Replace "slide-card" with "slide-panel" in the lines below, reproduce everything else unchanged, and leave the pictures out of your answer.
* Begin Provided information *
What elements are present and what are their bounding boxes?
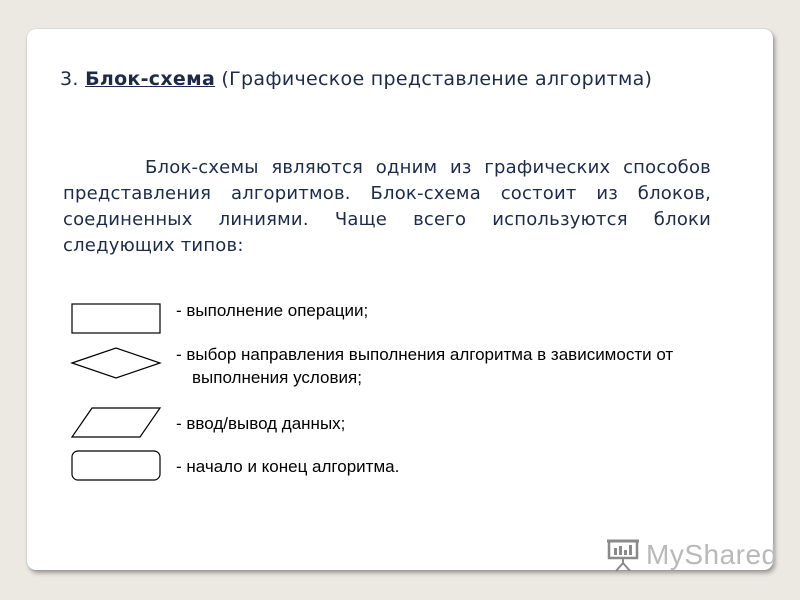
legend-label-decision: - выбор направления выполнения алгоритма в зависимости от: [176, 345, 674, 364]
heading-subtitle: (Графическое представление алгоритма): [221, 68, 653, 90]
heading-term-link[interactable]: Блок-схема: [85, 68, 216, 90]
legend-label-decision-cont: выполнения условия;: [192, 368, 362, 387]
legend-label-io: - ввод/вывод данных;: [176, 414, 346, 433]
legend-label-terminal: - начало и конец алгоритма.: [176, 457, 400, 476]
slide-card: [27, 29, 773, 570]
presentation-board-icon: [606, 538, 642, 572]
legend-label-process: - выполнение операции;: [176, 301, 369, 320]
heading-number: 3.: [60, 68, 79, 90]
logo-text: MyShared: [646, 539, 778, 570]
intro-paragraph: Блок-схемы являются одним из графических способов представления алгоритмов. Блок-схема состоит из блоков, соединенных линиями. Чаще всего используются блоки следующих типов:: [63, 157, 711, 256]
slide-heading: [60, 68, 652, 90]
* End Provided information *
Written answer
What elements are present and what are their bounding boxes?
legend-label-decision: - выбор направления выполнения алгоритма в зависимости от: [176, 345, 674, 364]
heading-subtitle: (Графическое представление алгоритма): [221, 68, 653, 90]
heading-term-link[interactable]: Блок-схема: [85, 68, 216, 90]
legend-label-decision-cont: выполнения условия;: [192, 368, 362, 387]
legend-label-io: - ввод/вывод данных;: [176, 414, 346, 433]
legend-label-terminal: - начало и конец алгоритма.: [176, 457, 400, 476]
slide-panel: [27, 29, 773, 570]
presentation-board-icon: [606, 538, 642, 572]
legend-label-process: - выполнение операции;: [176, 301, 369, 320]
heading-number: 3.: [60, 68, 79, 90]
logo-text: MyShared: [646, 539, 778, 570]
intro-paragraph: Блок-схемы являются одним из графических способов представления алгоритмов. Блок-схема состоит из блоков, соединенных линиями. Чаще всего используются блоки следующих типов:: [63, 157, 711, 256]
slide-heading: [60, 68, 652, 90]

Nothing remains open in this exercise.